» **DIRECTIVE**
Look through the entries below and report how many lines hold the string "color". Only the number is wanted.

[Excerpts from a figure dataset]

## begin

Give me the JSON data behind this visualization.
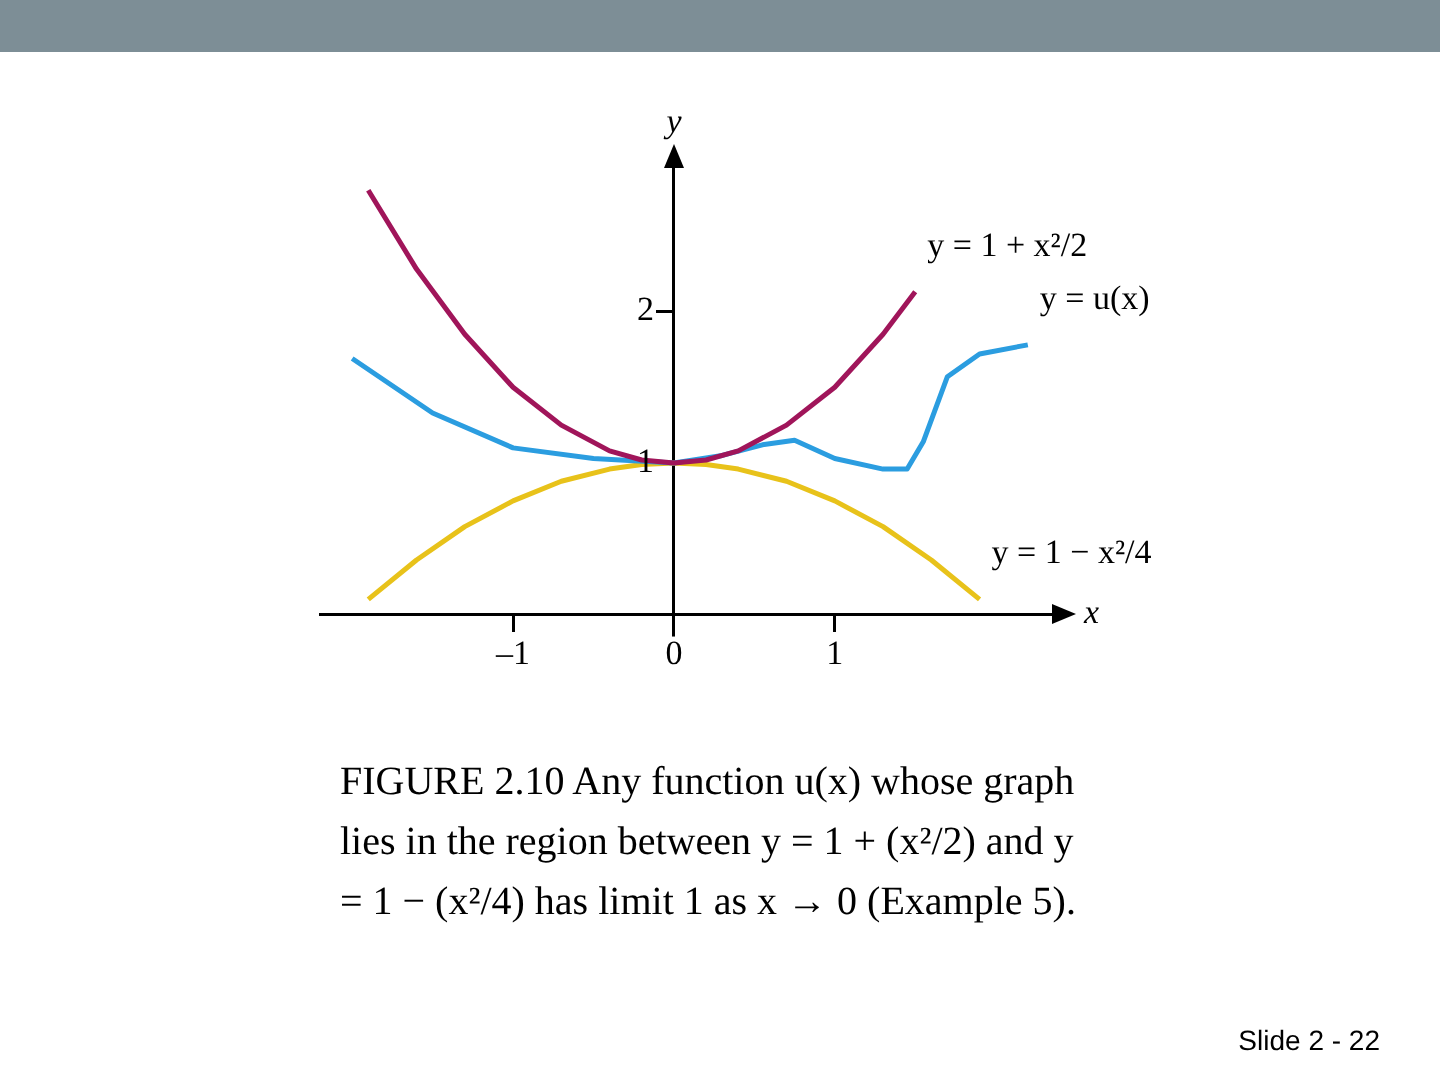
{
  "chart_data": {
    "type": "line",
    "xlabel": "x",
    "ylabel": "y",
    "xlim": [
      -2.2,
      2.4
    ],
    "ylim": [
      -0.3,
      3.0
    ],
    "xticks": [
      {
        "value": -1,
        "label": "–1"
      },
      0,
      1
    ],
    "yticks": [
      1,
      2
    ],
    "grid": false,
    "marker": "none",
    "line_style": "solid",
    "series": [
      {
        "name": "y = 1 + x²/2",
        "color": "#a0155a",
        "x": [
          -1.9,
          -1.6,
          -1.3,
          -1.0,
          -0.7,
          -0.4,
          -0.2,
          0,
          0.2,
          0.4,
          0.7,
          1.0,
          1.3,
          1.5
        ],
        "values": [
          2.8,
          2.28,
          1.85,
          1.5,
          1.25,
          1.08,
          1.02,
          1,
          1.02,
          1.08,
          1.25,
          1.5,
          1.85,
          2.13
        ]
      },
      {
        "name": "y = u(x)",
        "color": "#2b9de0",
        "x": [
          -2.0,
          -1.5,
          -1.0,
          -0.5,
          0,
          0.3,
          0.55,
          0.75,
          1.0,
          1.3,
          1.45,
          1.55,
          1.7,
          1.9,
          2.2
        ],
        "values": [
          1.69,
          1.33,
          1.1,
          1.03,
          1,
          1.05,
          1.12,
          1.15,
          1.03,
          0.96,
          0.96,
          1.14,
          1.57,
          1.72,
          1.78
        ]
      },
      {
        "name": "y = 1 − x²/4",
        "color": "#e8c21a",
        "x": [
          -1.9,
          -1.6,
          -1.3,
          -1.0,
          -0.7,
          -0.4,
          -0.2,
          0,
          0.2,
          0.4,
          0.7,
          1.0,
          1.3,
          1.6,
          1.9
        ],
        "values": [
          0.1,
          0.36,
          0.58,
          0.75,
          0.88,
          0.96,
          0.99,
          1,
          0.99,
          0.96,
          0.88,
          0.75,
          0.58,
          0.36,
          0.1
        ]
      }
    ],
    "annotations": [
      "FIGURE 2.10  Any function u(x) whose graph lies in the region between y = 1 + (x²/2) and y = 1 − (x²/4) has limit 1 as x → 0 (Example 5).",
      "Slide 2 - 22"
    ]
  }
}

## end

» **WORKED ANSWER**
3